What you will do ▸ Find every line containing the word "Bracey" in the records below; report only how many there are.

Source material ▸

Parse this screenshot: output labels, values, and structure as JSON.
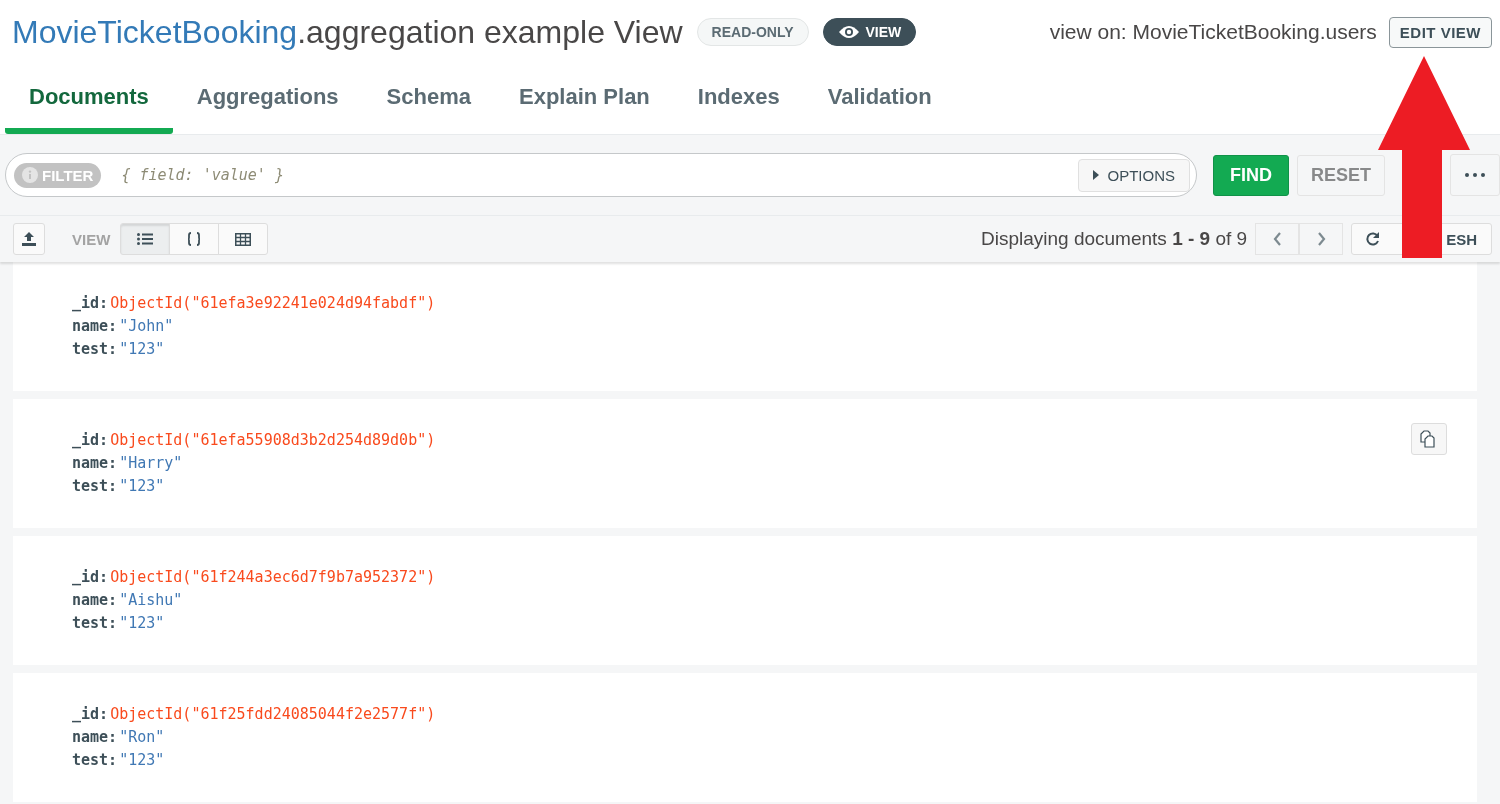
{
  "header": {
    "database": "MovieTicketBooking",
    "view_name": ".aggregation example View",
    "badges": [
      {
        "kind": "readonly",
        "label": "READ-ONLY"
      },
      {
        "kind": "view",
        "label": "VIEW"
      }
    ],
    "view_on": "view on: MovieTicketBooking.users",
    "edit_button": "EDIT VIEW"
  },
  "tabs": [
    {
      "label": "Documents",
      "selected": true
    },
    {
      "label": "Aggregations",
      "selected": false
    },
    {
      "label": "Schema",
      "selected": false
    },
    {
      "label": "Explain Plan",
      "selected": false
    },
    {
      "label": "Indexes",
      "selected": false
    },
    {
      "label": "Validation",
      "selected": false
    }
  ],
  "query_bar": {
    "filter_label": "FILTER",
    "placeholder": "{ field: 'value' }",
    "options_button": "OPTIONS",
    "find_button": "FIND",
    "reset_button": "RESET"
  },
  "toolbar": {
    "view_label": "VIEW",
    "view_modes": [
      {
        "kind": "list",
        "selected": true
      },
      {
        "kind": "json",
        "selected": false
      },
      {
        "kind": "table",
        "selected": false
      }
    ],
    "paging": "Displaying documents **1 - 9** of 9",
    "refresh_button": "ESH"
  },
  "documents": [
    {
      "hovered": false,
      "fields": [
        {
          "key": "_id:",
          "value": "ObjectId(\"61efa3e92241e024d94fabdf\")",
          "kind": "objectid"
        },
        {
          "key": "name:",
          "value": "\"John\"",
          "kind": "string"
        },
        {
          "key": "test:",
          "value": "\"123\"",
          "kind": "string"
        }
      ]
    },
    {
      "hovered": true,
      "fields": [
        {
          "key": "_id:",
          "value": "ObjectId(\"61efa55908d3b2d254d89d0b\")",
          "kind": "objectid"
        },
        {
          "key": "name:",
          "value": "\"Harry\"",
          "kind": "string"
        },
        {
          "key": "test:",
          "value": "\"123\"",
          "kind": "string"
        }
      ]
    },
    {
      "hovered": false,
      "fields": [
        {
          "key": "_id:",
          "value": "ObjectId(\"61f244a3ec6d7f9b7a952372\")",
          "kind": "objectid"
        },
        {
          "key": "name:",
          "value": "\"Aishu\"",
          "kind": "string"
        },
        {
          "key": "test:",
          "value": "\"123\"",
          "kind": "string"
        }
      ]
    },
    {
      "hovered": false,
      "fields": [
        {
          "key": "_id:",
          "value": "ObjectId(\"61f25fdd24085044f2e2577f\")",
          "kind": "objectid"
        },
        {
          "key": "name:",
          "value": "\"Ron\"",
          "kind": "string"
        },
        {
          "key": "test:",
          "value": "\"123\"",
          "kind": "string"
        }
      ]
    }
  ]
}
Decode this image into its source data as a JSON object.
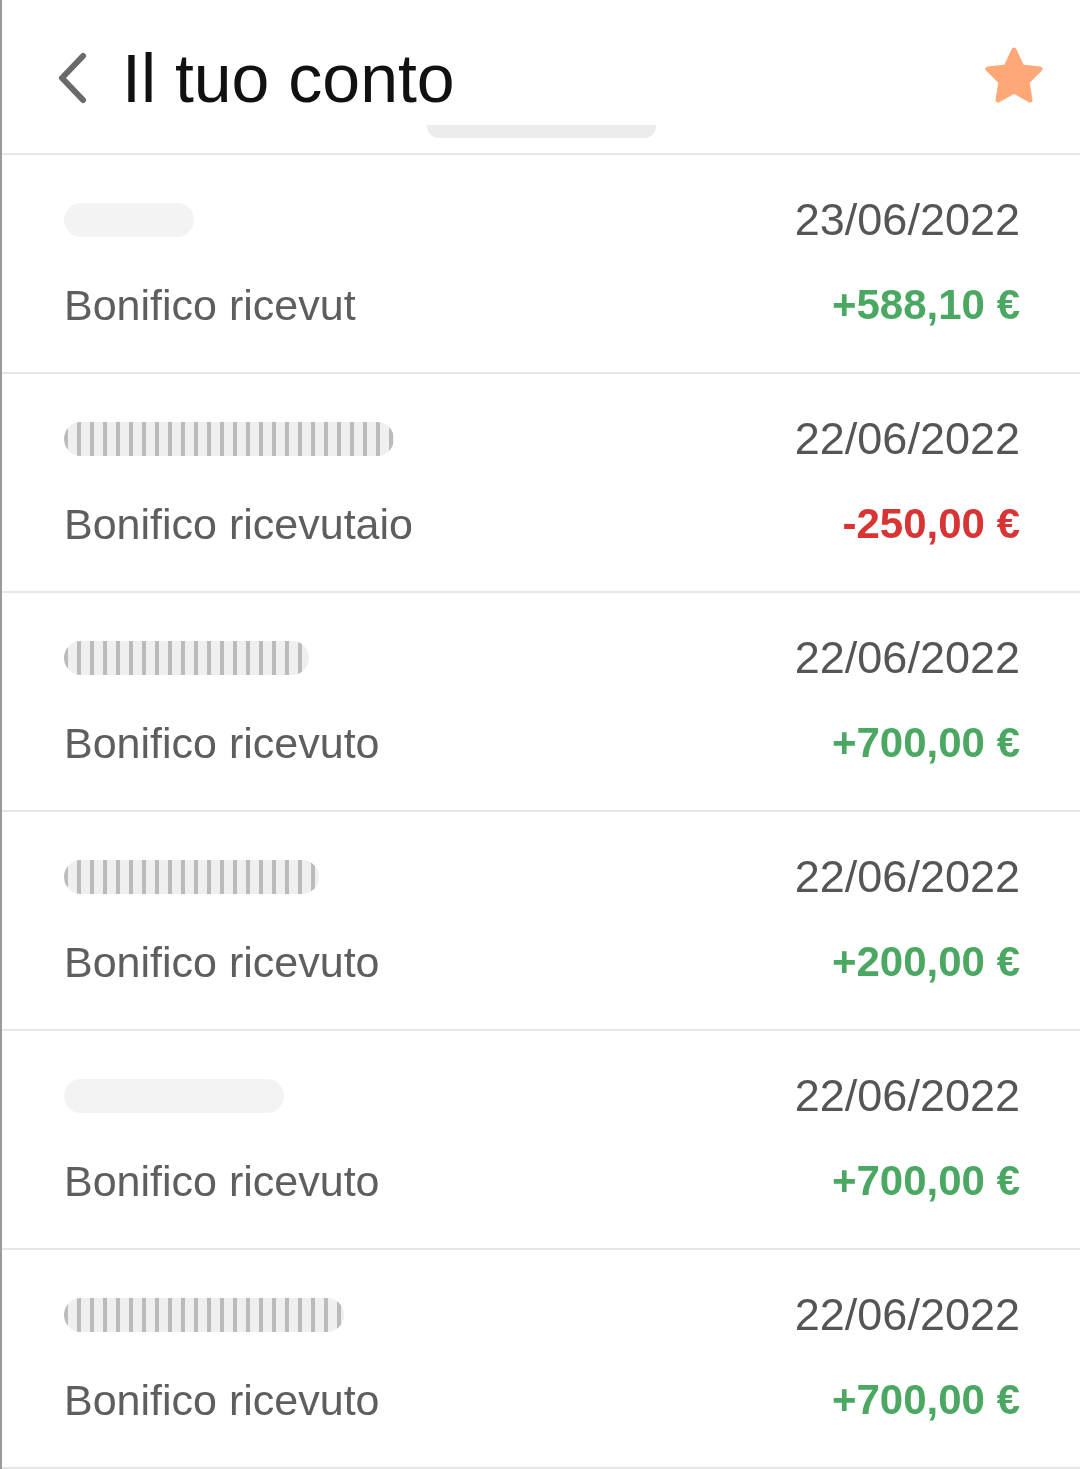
{
  "header": {
    "title": "Il tuo conto",
    "favorite": true
  },
  "transactions": [
    {
      "name_hidden": true,
      "date": "23/06/2022",
      "description": "Bonifico ricevut",
      "amount": "+588,10 €",
      "kind": "credit"
    },
    {
      "name_hidden": true,
      "date": "22/06/2022",
      "description": "Bonifico ricevutaio",
      "amount": "-250,00 €",
      "kind": "debit"
    },
    {
      "name_hidden": true,
      "date": "22/06/2022",
      "description": "Bonifico ricevuto",
      "amount": "+700,00 €",
      "kind": "credit"
    },
    {
      "name_hidden": true,
      "date": "22/06/2022",
      "description": "Bonifico ricevuto",
      "amount": "+200,00 €",
      "kind": "credit"
    },
    {
      "name_hidden": true,
      "date": "22/06/2022",
      "description": "Bonifico ricevuto",
      "amount": "+700,00 €",
      "kind": "credit"
    },
    {
      "name_hidden": true,
      "date": "22/06/2022",
      "description": "Bonifico ricevuto",
      "amount": "+700,00 €",
      "kind": "credit"
    }
  ]
}
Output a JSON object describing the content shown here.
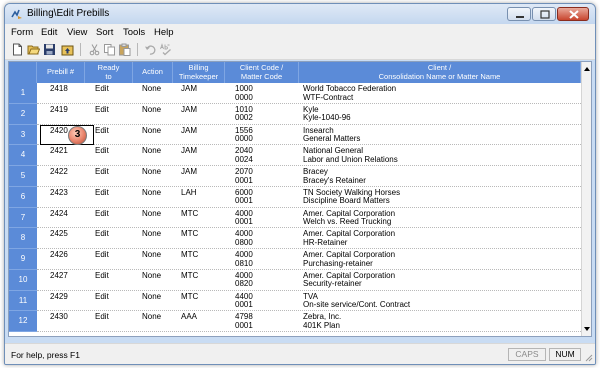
{
  "window": {
    "title": "Billing\\Edit Prebills"
  },
  "menu": [
    "Form",
    "Edit",
    "View",
    "Sort",
    "Tools",
    "Help"
  ],
  "toolbar_icons": [
    "new-document-icon",
    "open-folder-icon",
    "save-icon",
    "folder-up-icon",
    "cut-icon",
    "copy-icon",
    "paste-icon",
    "undo-icon",
    "spell-check-icon"
  ],
  "columns": [
    "Prebill #",
    "Ready\nto",
    "Action",
    "Billing\nTimekeeper",
    "Client Code /\nMatter Code",
    "Client /\nConsolidation Name or Matter Name"
  ],
  "rows": [
    {
      "num": "1",
      "prebill": "2418",
      "ready": "Edit",
      "action": "None",
      "tk": "JAM",
      "client_code": "1000",
      "matter_code": "0000",
      "client": "World  Tobacco Federation",
      "matter": "WTF-Contract"
    },
    {
      "num": "2",
      "prebill": "2419",
      "ready": "Edit",
      "action": "None",
      "tk": "JAM",
      "client_code": "1010",
      "matter_code": "0002",
      "client": "Kyle",
      "matter": "Kyle-1040-96"
    },
    {
      "num": "3",
      "prebill": "2420",
      "ready": "Edit",
      "action": "None",
      "tk": "JAM",
      "client_code": "1556",
      "matter_code": "0000",
      "client": "Insearch",
      "matter": "General Matters"
    },
    {
      "num": "4",
      "prebill": "2421",
      "ready": "Edit",
      "action": "None",
      "tk": "JAM",
      "client_code": "2040",
      "matter_code": "0024",
      "client": "National General",
      "matter": "Labor and Union Relations"
    },
    {
      "num": "5",
      "prebill": "2422",
      "ready": "Edit",
      "action": "None",
      "tk": "JAM",
      "client_code": "2070",
      "matter_code": "0001",
      "client": "Bracey",
      "matter": "Bracey's Retainer"
    },
    {
      "num": "6",
      "prebill": "2423",
      "ready": "Edit",
      "action": "None",
      "tk": "LAH",
      "client_code": "6000",
      "matter_code": "0001",
      "client": "TN Society Walking Horses",
      "matter": "Discipline Board Matters"
    },
    {
      "num": "7",
      "prebill": "2424",
      "ready": "Edit",
      "action": "None",
      "tk": "MTC",
      "client_code": "4000",
      "matter_code": "0001",
      "client": "Amer. Capital Corporation",
      "matter": "Welch vs. Reed Trucking"
    },
    {
      "num": "8",
      "prebill": "2425",
      "ready": "Edit",
      "action": "None",
      "tk": "MTC",
      "client_code": "4000",
      "matter_code": "0800",
      "client": "Amer. Capital Corporation",
      "matter": "HR-Retainer"
    },
    {
      "num": "9",
      "prebill": "2426",
      "ready": "Edit",
      "action": "None",
      "tk": "MTC",
      "client_code": "4000",
      "matter_code": "0810",
      "client": "Amer. Capital Corporation",
      "matter": "Purchasing-retainer"
    },
    {
      "num": "10",
      "prebill": "2427",
      "ready": "Edit",
      "action": "None",
      "tk": "MTC",
      "client_code": "4000",
      "matter_code": "0820",
      "client": "Amer. Capital Corporation",
      "matter": "Security-retainer"
    },
    {
      "num": "11",
      "prebill": "2429",
      "ready": "Edit",
      "action": "None",
      "tk": "MTC",
      "client_code": "4400",
      "matter_code": "0001",
      "client": "TVA",
      "matter": "On-site service/Cont. Contract"
    },
    {
      "num": "12",
      "prebill": "2430",
      "ready": "Edit",
      "action": "None",
      "tk": "AAA",
      "client_code": "4798",
      "matter_code": "0001",
      "client": "Zebra, Inc.",
      "matter": "401K Plan"
    }
  ],
  "callout": "3",
  "status": {
    "help": "For help, press F1",
    "caps": "CAPS",
    "num": "NUM"
  },
  "colors": {
    "header_bg": "#5b8bd8",
    "window_frame": "#c9dcf3",
    "close_button": "#c8452f",
    "callout": "#e8826a"
  }
}
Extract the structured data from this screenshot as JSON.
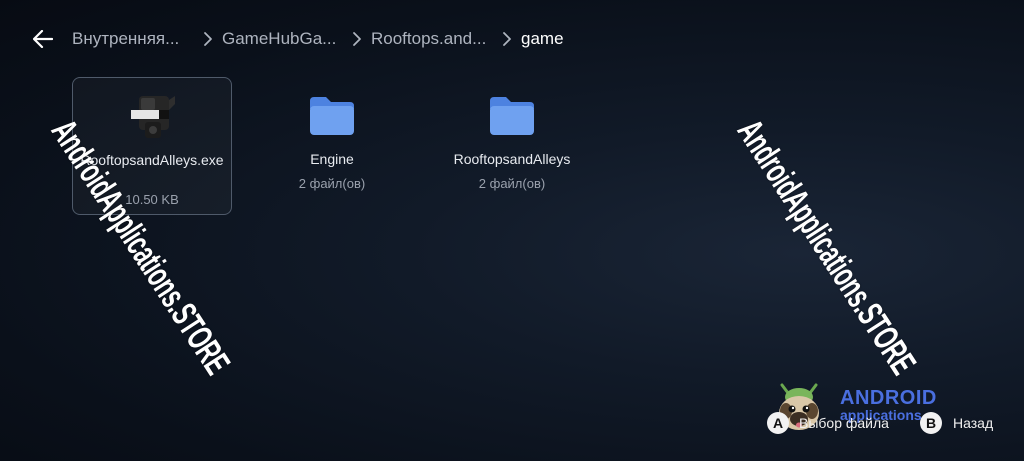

Task response ▸ 2